What the task requires: Return all lines from the listing below in which the string "Sulfides" occurs.
===== Entries supplied =====
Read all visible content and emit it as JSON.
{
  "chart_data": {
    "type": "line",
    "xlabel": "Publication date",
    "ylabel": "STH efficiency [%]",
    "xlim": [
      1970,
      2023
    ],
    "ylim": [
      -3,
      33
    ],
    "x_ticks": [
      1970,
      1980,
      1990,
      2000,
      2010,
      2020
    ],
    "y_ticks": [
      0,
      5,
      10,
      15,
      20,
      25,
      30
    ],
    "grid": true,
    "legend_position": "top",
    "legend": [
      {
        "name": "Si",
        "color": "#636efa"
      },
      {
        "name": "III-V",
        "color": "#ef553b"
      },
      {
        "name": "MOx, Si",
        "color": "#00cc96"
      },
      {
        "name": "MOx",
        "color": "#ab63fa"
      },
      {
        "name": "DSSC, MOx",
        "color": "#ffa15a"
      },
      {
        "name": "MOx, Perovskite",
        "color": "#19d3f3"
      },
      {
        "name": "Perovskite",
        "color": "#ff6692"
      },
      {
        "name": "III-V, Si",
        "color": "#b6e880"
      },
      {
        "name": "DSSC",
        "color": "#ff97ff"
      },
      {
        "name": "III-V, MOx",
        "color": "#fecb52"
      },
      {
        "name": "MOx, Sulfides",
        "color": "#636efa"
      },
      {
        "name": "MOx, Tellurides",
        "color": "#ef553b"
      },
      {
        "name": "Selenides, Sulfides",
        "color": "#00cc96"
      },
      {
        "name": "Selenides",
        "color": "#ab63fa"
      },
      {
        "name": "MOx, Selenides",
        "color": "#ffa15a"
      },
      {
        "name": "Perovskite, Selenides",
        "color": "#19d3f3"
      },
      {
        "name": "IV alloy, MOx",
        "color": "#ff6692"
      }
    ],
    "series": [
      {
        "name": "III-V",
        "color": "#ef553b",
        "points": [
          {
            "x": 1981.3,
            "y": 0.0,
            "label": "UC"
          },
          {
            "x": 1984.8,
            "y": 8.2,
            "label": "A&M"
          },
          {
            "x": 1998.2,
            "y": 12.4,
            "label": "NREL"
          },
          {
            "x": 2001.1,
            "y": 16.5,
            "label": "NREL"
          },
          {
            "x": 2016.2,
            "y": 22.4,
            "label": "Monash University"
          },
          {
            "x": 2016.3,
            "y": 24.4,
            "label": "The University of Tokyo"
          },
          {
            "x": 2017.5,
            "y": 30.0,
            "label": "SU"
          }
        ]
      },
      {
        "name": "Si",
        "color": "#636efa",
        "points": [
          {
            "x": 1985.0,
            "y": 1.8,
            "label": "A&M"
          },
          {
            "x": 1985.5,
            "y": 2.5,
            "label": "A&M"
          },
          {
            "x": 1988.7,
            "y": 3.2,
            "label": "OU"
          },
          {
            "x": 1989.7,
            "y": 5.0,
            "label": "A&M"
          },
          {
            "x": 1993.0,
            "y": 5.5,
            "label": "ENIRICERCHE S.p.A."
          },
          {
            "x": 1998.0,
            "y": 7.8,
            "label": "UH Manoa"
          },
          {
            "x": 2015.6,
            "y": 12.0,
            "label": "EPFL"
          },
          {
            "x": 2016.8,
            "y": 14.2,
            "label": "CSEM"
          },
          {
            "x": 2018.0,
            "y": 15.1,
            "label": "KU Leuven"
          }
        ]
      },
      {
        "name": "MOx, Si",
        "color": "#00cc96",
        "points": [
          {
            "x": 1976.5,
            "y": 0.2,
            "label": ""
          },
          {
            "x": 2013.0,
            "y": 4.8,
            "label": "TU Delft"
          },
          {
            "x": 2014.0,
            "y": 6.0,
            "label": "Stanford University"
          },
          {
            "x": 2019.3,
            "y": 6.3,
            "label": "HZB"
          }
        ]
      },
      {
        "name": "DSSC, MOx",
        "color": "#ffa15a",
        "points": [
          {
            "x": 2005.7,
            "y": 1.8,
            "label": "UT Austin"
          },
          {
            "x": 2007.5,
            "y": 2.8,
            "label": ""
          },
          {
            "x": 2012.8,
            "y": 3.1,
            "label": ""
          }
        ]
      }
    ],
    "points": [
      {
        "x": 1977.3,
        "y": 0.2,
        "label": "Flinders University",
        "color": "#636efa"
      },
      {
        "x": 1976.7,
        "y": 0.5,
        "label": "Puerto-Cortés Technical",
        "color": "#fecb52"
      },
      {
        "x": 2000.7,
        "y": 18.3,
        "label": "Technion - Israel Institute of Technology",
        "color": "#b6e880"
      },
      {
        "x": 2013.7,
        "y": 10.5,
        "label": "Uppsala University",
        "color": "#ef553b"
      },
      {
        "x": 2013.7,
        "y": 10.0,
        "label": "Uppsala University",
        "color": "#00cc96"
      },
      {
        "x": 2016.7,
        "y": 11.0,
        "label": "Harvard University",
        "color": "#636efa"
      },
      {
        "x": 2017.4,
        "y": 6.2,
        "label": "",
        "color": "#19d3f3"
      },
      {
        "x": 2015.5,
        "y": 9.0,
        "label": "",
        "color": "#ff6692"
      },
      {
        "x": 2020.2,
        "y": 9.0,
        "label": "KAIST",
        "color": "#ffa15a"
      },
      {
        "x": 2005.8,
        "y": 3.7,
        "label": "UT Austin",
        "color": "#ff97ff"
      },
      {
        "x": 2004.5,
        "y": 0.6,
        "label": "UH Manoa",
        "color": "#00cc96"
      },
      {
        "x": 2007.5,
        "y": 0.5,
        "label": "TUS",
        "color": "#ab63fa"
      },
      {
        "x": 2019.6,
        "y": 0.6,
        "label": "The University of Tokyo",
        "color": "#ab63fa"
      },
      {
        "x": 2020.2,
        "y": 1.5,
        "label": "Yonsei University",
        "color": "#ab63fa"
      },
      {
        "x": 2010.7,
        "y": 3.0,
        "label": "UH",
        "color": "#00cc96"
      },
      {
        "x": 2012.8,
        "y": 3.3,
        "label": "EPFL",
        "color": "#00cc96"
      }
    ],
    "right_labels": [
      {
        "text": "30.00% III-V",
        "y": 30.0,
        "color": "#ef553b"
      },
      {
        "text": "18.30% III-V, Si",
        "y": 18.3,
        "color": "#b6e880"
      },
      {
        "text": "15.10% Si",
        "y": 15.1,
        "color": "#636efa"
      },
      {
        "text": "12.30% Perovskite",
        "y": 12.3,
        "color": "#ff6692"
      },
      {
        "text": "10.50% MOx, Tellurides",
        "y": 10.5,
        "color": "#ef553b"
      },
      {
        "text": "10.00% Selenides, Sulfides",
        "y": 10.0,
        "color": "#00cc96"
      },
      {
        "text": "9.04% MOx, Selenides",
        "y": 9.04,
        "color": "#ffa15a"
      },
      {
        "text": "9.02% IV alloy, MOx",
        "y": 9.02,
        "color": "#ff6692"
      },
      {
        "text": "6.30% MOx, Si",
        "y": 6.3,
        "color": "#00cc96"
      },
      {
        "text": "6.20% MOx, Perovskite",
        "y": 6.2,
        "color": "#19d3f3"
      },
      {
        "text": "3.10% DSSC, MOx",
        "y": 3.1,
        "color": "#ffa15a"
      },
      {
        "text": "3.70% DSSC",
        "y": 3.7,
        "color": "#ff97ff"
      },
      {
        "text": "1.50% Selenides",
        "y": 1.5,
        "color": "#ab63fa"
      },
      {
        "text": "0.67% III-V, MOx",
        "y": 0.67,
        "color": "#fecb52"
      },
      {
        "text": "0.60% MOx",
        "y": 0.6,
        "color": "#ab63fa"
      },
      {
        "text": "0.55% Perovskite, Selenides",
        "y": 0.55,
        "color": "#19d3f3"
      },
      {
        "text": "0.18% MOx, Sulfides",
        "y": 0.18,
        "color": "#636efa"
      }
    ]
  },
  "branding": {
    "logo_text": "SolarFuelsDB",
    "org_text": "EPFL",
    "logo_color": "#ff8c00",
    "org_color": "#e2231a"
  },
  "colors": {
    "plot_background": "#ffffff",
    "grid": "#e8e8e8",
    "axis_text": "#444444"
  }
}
=====
Exercise answer:
        "name": "MOx, Sulfides",
        "name": "Selenides, Sulfides",
        "text": "10.00% Selenides, Sulfides",
        "text": "0.18% MOx, Sulfides",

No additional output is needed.